━━━━━ Entries provided ━━━━━
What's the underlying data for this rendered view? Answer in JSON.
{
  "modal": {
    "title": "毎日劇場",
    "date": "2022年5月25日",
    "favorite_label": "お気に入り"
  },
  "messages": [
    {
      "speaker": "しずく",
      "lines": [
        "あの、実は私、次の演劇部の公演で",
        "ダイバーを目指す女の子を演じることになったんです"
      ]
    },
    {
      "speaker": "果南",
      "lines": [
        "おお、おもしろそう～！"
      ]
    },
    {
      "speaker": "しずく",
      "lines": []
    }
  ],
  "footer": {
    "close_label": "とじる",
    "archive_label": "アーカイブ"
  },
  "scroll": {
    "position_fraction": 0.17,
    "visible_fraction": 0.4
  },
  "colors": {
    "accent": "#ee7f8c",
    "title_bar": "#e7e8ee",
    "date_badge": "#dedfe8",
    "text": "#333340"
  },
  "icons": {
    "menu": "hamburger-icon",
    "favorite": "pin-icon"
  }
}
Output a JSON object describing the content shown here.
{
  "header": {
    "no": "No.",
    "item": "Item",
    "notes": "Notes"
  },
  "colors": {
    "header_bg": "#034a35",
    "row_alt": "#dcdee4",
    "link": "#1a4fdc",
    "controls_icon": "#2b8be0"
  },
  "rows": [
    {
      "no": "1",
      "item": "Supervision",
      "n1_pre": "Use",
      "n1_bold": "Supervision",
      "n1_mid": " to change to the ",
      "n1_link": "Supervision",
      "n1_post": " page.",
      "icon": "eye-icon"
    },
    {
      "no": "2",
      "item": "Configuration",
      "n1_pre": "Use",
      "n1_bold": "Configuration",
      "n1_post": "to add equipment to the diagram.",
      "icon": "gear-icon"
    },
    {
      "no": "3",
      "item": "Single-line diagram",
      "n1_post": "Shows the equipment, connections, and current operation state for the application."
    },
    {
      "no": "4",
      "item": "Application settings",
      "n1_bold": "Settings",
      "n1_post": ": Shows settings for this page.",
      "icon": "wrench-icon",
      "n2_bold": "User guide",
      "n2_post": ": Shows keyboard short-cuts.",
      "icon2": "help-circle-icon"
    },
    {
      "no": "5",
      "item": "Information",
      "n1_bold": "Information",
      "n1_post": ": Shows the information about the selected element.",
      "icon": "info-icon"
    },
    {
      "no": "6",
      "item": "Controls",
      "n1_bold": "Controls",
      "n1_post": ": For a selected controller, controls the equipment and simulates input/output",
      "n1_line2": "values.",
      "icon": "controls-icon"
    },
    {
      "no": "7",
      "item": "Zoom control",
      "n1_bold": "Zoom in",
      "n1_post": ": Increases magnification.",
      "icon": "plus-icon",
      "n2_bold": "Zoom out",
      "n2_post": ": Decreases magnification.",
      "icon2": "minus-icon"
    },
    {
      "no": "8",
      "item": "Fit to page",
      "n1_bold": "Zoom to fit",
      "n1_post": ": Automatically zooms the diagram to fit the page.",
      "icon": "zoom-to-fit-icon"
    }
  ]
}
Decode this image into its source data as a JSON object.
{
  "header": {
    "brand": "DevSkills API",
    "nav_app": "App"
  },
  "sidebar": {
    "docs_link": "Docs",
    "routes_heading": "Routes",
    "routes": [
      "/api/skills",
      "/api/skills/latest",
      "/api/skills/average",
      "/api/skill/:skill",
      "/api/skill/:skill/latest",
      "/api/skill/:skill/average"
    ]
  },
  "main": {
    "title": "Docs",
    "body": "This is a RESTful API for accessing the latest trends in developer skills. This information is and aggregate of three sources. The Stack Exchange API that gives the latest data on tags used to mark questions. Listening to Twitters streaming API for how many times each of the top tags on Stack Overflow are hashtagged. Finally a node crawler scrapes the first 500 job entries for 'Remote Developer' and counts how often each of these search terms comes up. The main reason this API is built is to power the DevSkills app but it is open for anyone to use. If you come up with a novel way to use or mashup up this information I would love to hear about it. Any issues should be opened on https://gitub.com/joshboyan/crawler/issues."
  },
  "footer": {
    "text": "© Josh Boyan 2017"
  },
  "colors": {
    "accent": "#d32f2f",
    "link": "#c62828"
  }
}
━━━━━
[Your task]: In the records above, locate every line with the string "object" and copy it.

[Solution]:
Output a JSON object describing the content shown here.
Decode this image into its source data as a JSON object.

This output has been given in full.